+++ STORED ROWS

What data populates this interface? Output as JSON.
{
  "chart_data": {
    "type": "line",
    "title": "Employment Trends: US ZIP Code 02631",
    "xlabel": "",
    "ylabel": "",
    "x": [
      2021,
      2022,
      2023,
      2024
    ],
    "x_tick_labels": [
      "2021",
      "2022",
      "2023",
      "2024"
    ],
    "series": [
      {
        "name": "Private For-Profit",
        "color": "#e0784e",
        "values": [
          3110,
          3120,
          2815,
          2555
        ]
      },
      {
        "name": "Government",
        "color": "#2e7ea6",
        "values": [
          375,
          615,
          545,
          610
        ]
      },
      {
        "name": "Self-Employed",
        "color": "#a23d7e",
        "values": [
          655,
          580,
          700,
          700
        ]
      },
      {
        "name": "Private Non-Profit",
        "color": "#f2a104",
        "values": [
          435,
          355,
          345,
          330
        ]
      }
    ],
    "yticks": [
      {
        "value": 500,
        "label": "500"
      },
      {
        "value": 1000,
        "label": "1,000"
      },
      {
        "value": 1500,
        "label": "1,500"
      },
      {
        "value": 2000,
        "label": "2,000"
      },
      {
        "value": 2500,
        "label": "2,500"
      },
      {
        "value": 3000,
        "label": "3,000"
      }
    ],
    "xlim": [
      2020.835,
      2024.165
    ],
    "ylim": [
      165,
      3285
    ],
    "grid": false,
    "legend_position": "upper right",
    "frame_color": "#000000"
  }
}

++++++

Scan the data above; copy every line where "name" appears.

• THE OUTPUT:
        "name": "Private For-Profit",
        "name": "Government",
        "name": "Self-Employed",
        "name": "Private Non-Profit",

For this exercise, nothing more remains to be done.